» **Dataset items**
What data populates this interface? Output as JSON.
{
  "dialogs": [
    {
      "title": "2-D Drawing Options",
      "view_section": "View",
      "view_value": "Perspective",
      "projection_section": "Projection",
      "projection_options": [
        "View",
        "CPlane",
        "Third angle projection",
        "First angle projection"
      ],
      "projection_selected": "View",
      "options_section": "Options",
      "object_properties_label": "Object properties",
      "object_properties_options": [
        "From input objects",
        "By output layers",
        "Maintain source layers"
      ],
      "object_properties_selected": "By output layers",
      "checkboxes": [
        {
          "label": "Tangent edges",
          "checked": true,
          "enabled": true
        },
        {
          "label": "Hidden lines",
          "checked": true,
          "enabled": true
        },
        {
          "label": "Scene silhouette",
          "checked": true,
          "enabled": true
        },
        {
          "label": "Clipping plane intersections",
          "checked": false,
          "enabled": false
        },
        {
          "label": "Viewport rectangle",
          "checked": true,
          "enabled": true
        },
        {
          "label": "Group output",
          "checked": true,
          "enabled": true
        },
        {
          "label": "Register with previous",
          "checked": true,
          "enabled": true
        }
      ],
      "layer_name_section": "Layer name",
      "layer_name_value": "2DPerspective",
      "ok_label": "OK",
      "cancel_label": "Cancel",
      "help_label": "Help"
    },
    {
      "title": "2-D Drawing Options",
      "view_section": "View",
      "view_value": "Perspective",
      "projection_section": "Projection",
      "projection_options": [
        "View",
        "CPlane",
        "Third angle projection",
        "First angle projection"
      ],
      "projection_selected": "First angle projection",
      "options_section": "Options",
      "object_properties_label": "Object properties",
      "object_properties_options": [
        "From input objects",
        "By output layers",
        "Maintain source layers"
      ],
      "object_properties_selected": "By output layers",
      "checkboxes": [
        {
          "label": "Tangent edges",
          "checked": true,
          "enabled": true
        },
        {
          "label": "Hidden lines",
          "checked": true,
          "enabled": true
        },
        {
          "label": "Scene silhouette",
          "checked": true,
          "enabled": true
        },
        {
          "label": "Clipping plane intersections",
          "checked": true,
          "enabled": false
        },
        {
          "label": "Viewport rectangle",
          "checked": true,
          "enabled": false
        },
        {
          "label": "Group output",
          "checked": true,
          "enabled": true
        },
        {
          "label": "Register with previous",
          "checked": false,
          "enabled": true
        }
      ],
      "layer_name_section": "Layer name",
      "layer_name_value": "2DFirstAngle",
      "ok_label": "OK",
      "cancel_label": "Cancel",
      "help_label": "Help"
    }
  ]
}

» **What is being asked**
Would you restate each of the entries word for word?

» **Output of the exercise**
What data populates this interface? Output as JSON.
{
  "dialogs": [
    {
      "title": "2-D Drawing Options",
      "view_section": "View",
      "view_value": "Perspective",
      "projection_section": "Projection",
      "projection_options": [
        "View",
        "CPlane",
        "Third angle projection",
        "First angle projection"
      ],
      "projection_selected": "View",
      "options_section": "Options",
      "object_properties_label": "Object properties",
      "object_properties_options": [
        "From input objects",
        "By output layers",
        "Maintain source layers"
      ],
      "object_properties_selected": "By output layers",
      "checkboxes": [
        {
          "label": "Tangent edges",
          "checked": true,
          "enabled": true
        },
        {
          "label": "Hidden lines",
          "checked": true,
          "enabled": true
        },
        {
          "label": "Scene silhouette",
          "checked": true,
          "enabled": true
        },
        {
          "label": "Clipping plane intersections",
          "checked": false,
          "enabled": false
        },
        {
          "label": "Viewport rectangle",
          "checked": true,
          "enabled": true
        },
        {
          "label": "Group output",
          "checked": true,
          "enabled": true
        },
        {
          "label": "Register with previous",
          "checked": true,
          "enabled": true
        }
      ],
      "layer_name_section": "Layer name",
      "layer_name_value": "2DPerspective",
      "ok_label": "OK",
      "cancel_label": "Cancel",
      "help_label": "Help"
    },
    {
      "title": "2-D Drawing Options",
      "view_section": "View",
      "view_value": "Perspective",
      "projection_section": "Projection",
      "projection_options": [
        "View",
        "CPlane",
        "Third angle projection",
        "First angle projection"
      ],
      "projection_selected": "First angle projection",
      "options_section": "Options",
      "object_properties_label": "Object properties",
      "object_properties_options": [
        "From input objects",
        "By output layers",
        "Maintain source layers"
      ],
      "object_properties_selected": "By output layers",
      "checkboxes": [
        {
          "label": "Tangent edges",
          "checked": true,
          "enabled": true
        },
        {
          "label": "Hidden lines",
          "checked": true,
          "enabled": true
        },
        {
          "label": "Scene silhouette",
          "checked": true,
          "enabled": true
        },
        {
          "label": "Clipping plane intersections",
          "checked": true,
          "enabled": false
        },
        {
          "label": "Viewport rectangle",
          "checked": true,
          "enabled": false
        },
        {
          "label": "Group output",
          "checked": true,
          "enabled": true
        },
        {
          "label": "Register with previous",
          "checked": false,
          "enabled": true
        }
      ],
      "layer_name_section": "Layer name",
      "layer_name_value": "2DFirstAngle",
      "ok_label": "OK",
      "cancel_label": "Cancel",
      "help_label": "Help"
    }
  ]
}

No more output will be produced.